_Your goal_
Pull each line holding the word "image" from the data.

►

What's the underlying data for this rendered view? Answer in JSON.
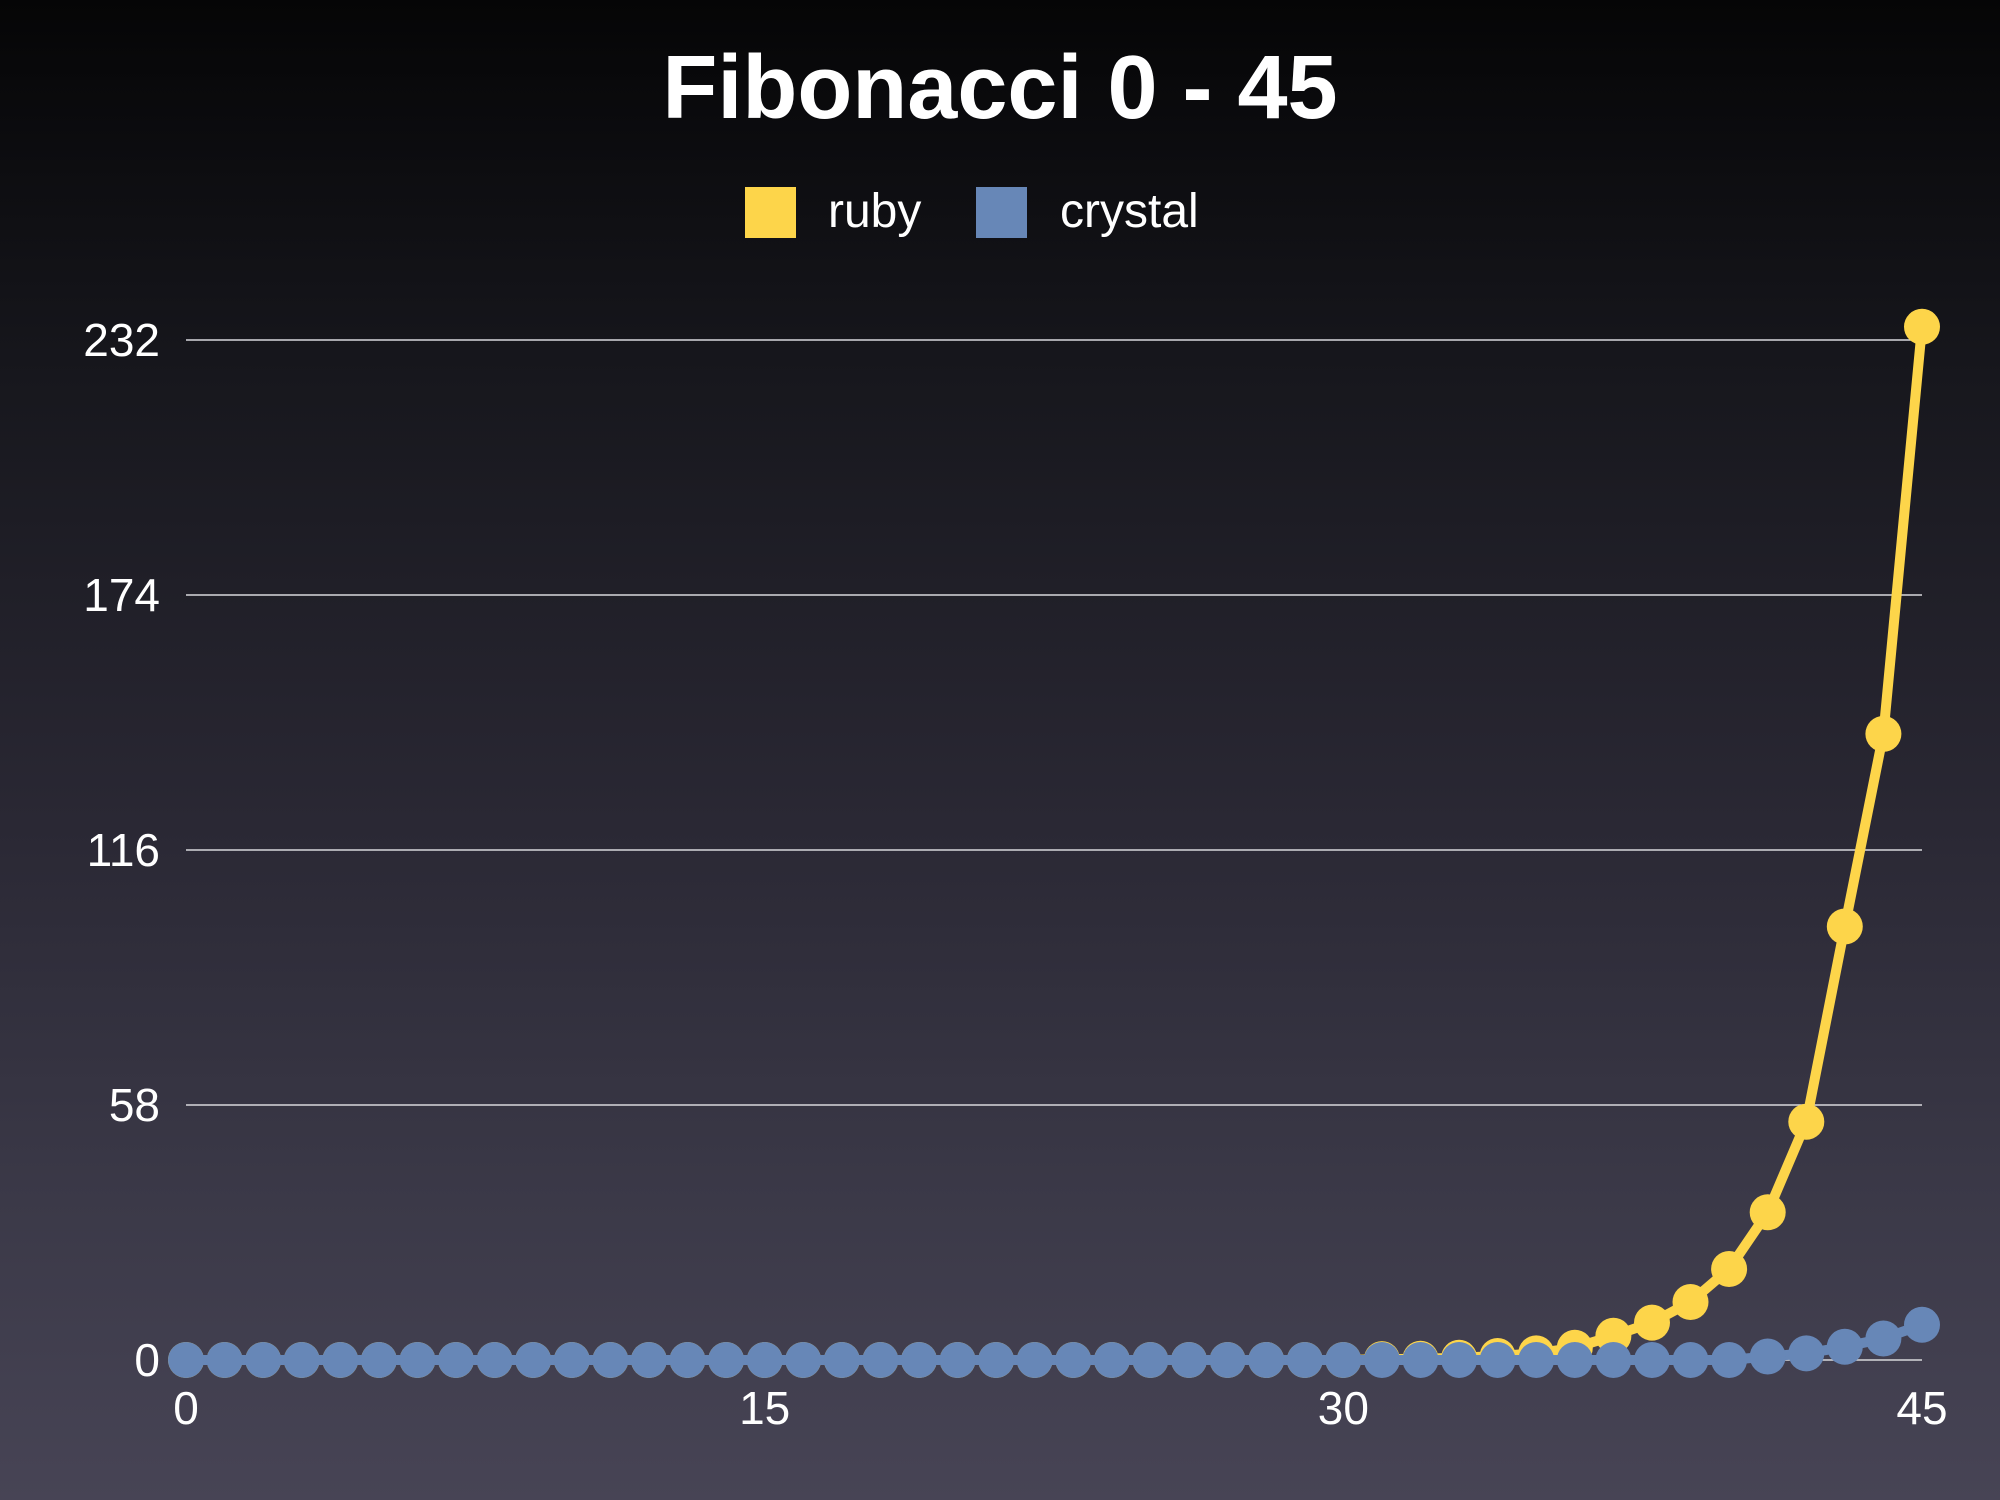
{
  "chart_data": {
    "type": "line",
    "title": "Fibonacci 0 - 45",
    "xlabel": "",
    "ylabel": "",
    "xlim": [
      0,
      45
    ],
    "ylim": [
      0,
      232
    ],
    "x_ticks": [
      "0",
      "15",
      "30",
      "45"
    ],
    "y_ticks": [
      "0",
      "58",
      "116",
      "174",
      "232"
    ],
    "grid": "horizontal",
    "legend_position": "top-center",
    "x": [
      0,
      1,
      2,
      3,
      4,
      5,
      6,
      7,
      8,
      9,
      10,
      11,
      12,
      13,
      14,
      15,
      16,
      17,
      18,
      19,
      20,
      21,
      22,
      23,
      24,
      25,
      26,
      27,
      28,
      29,
      30,
      31,
      32,
      33,
      34,
      35,
      36,
      37,
      38,
      39,
      40,
      41,
      42,
      43,
      44,
      45
    ],
    "series": [
      {
        "name": "ruby",
        "color": "#fdd54a",
        "values": [
          0,
          0,
          0,
          0,
          0,
          0,
          0,
          0,
          0,
          0,
          0,
          0,
          0,
          0,
          0,
          0,
          0,
          0,
          0,
          0,
          0,
          0,
          0,
          0,
          0,
          0,
          0,
          0,
          0,
          0,
          0,
          0.2,
          0.3,
          0.5,
          0.9,
          1.5,
          2.8,
          5.5,
          8.5,
          13.2,
          20.7,
          33.6,
          54.2,
          98.6,
          142.4,
          235
        ]
      },
      {
        "name": "crystal",
        "color": "#6787b7",
        "values": [
          0,
          0,
          0,
          0,
          0,
          0,
          0,
          0,
          0,
          0,
          0,
          0,
          0,
          0,
          0,
          0,
          0,
          0,
          0,
          0,
          0,
          0,
          0,
          0,
          0,
          0,
          0,
          0,
          0,
          0,
          0,
          0,
          0,
          0,
          0,
          0,
          0,
          0,
          0,
          0,
          0,
          0.8,
          1.5,
          3,
          4.9,
          8
        ]
      }
    ]
  }
}
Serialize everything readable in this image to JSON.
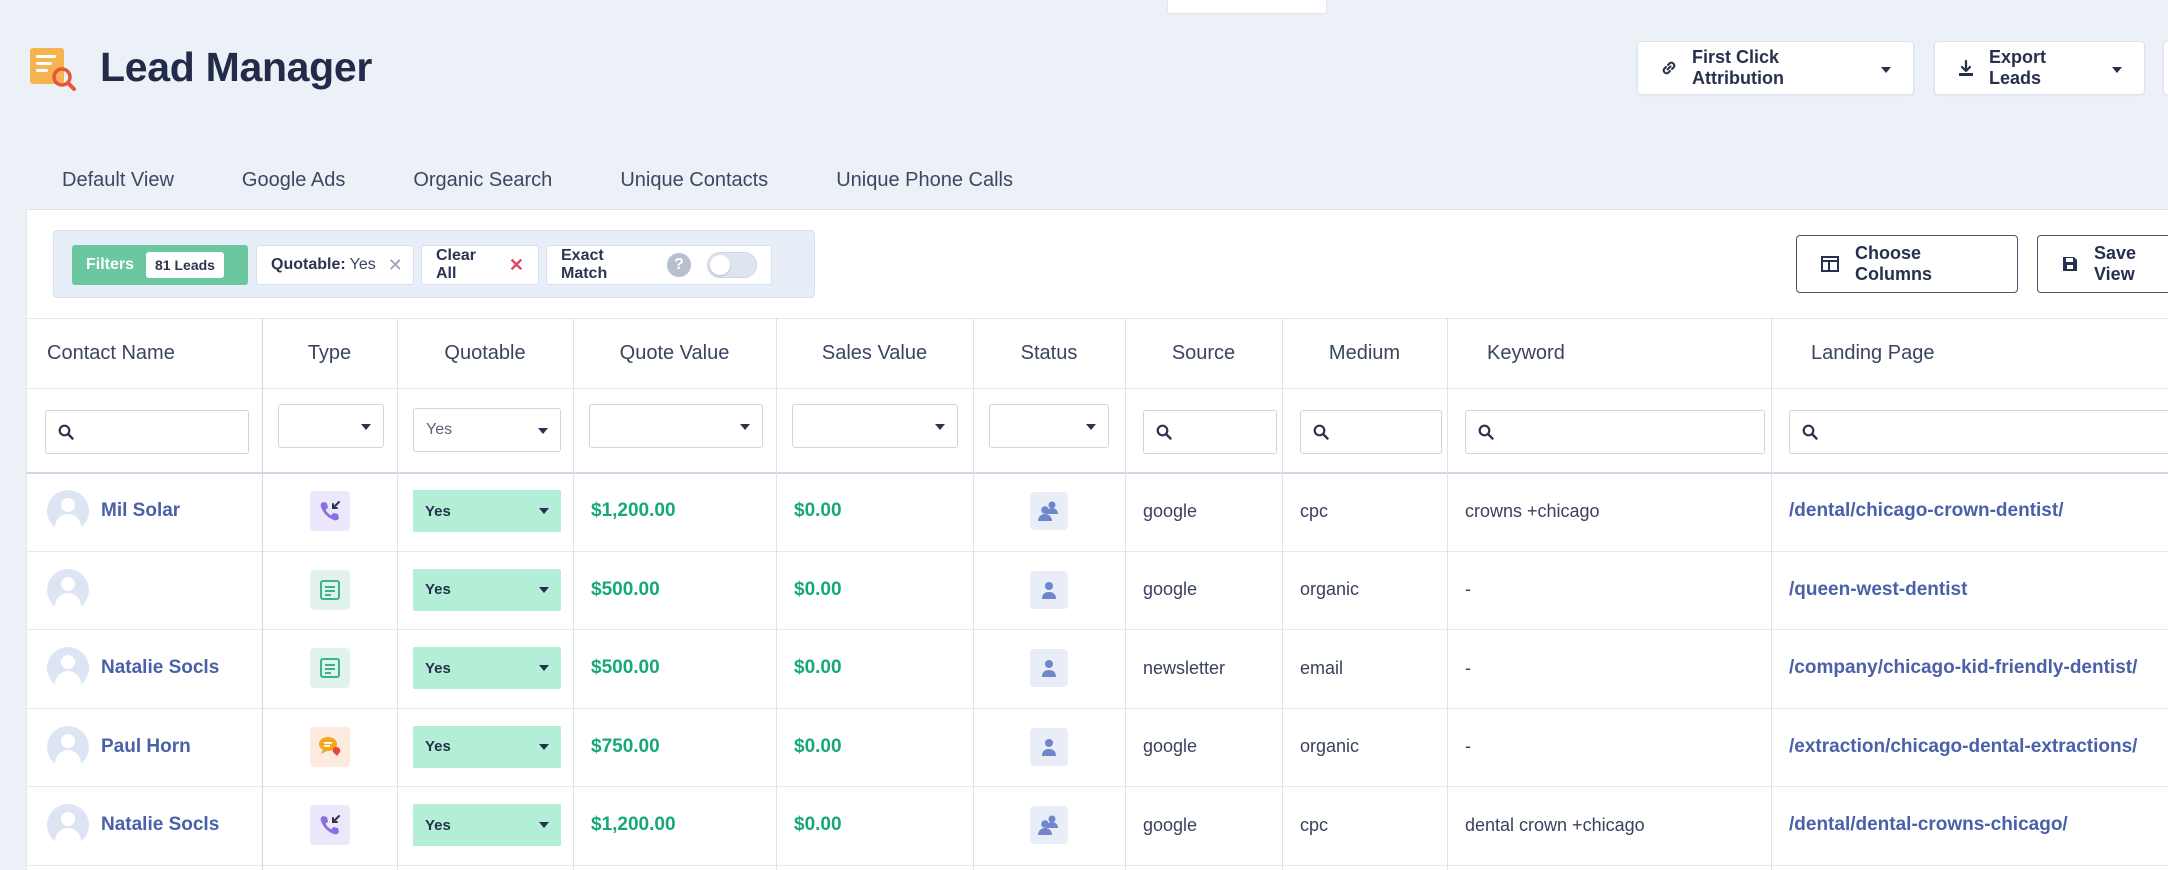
{
  "header": {
    "title": "Lead Manager",
    "attribution_label": "First Click Attribution",
    "export_label": "Export Leads"
  },
  "views": [
    {
      "label": "Default View"
    },
    {
      "label": "Google Ads"
    },
    {
      "label": "Organic Search"
    },
    {
      "label": "Unique Contacts"
    },
    {
      "label": "Unique Phone Calls"
    }
  ],
  "filters": {
    "filters_label": "Filters",
    "count_label": "81 Leads",
    "quotable_key": "Quotable:",
    "quotable_value": "Yes",
    "clear_all_label": "Clear All",
    "exact_match_label": "Exact Match",
    "help_glyph": "?",
    "exact_match_enabled": false
  },
  "panel_actions": {
    "choose_columns_label": "Choose Columns",
    "save_view_label": "Save View"
  },
  "columns": [
    {
      "label": "Contact Name"
    },
    {
      "label": "Type"
    },
    {
      "label": "Quotable"
    },
    {
      "label": "Quote Value"
    },
    {
      "label": "Sales Value"
    },
    {
      "label": "Status"
    },
    {
      "label": "Source"
    },
    {
      "label": "Medium"
    },
    {
      "label": "Keyword"
    },
    {
      "label": "Landing Page"
    }
  ],
  "column_filters": {
    "quotable_selected": "Yes"
  },
  "rows": [
    {
      "contact": "Mil Solar",
      "type_icon": "phone-call-icon",
      "quotable": "Yes",
      "quote_value": "$1,200.00",
      "sales_value": "$0.00",
      "status_icon": "multiple-users-icon",
      "source": "google",
      "medium": "cpc",
      "keyword": "crowns +chicago",
      "landing_page": "/dental/chicago-crown-dentist/"
    },
    {
      "contact": "",
      "type_icon": "form-icon",
      "quotable": "Yes",
      "quote_value": "$500.00",
      "sales_value": "$0.00",
      "status_icon": "single-user-icon",
      "source": "google",
      "medium": "organic",
      "keyword": "-",
      "landing_page": "/queen-west-dentist"
    },
    {
      "contact": "Natalie Socls",
      "type_icon": "form-icon",
      "quotable": "Yes",
      "quote_value": "$500.00",
      "sales_value": "$0.00",
      "status_icon": "single-user-icon",
      "source": "newsletter",
      "medium": "email",
      "keyword": "-",
      "landing_page": "/company/chicago-kid-friendly-dentist/"
    },
    {
      "contact": "Paul Horn",
      "type_icon": "chat-icon",
      "quotable": "Yes",
      "quote_value": "$750.00",
      "sales_value": "$0.00",
      "status_icon": "single-user-icon",
      "source": "google",
      "medium": "organic",
      "keyword": "-",
      "landing_page": "/extraction/chicago-dental-extractions/"
    },
    {
      "contact": "Natalie Socls",
      "type_icon": "phone-call-icon",
      "quotable": "Yes",
      "quote_value": "$1,200.00",
      "sales_value": "$0.00",
      "status_icon": "multiple-users-icon",
      "source": "google",
      "medium": "cpc",
      "keyword": "dental crown +chicago",
      "landing_page": "/dental/dental-crowns-chicago/"
    }
  ],
  "colors": {
    "accent_green": "#6bc79f",
    "money_green": "#16a877",
    "link_blue": "#4a60a8",
    "quotable_bg": "#b5eed6"
  }
}
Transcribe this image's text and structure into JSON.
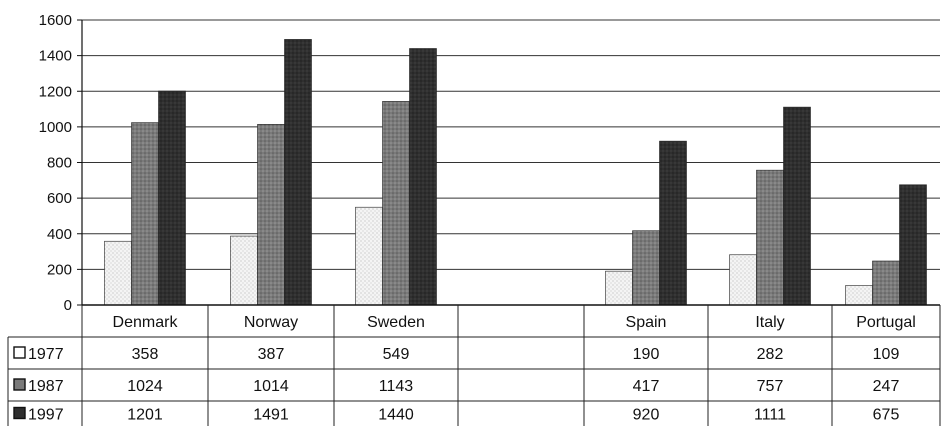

◄

_Response to the exercise_
Serialize everything readable in this image to JSON.
Transcribe this image's text and structure into JSON.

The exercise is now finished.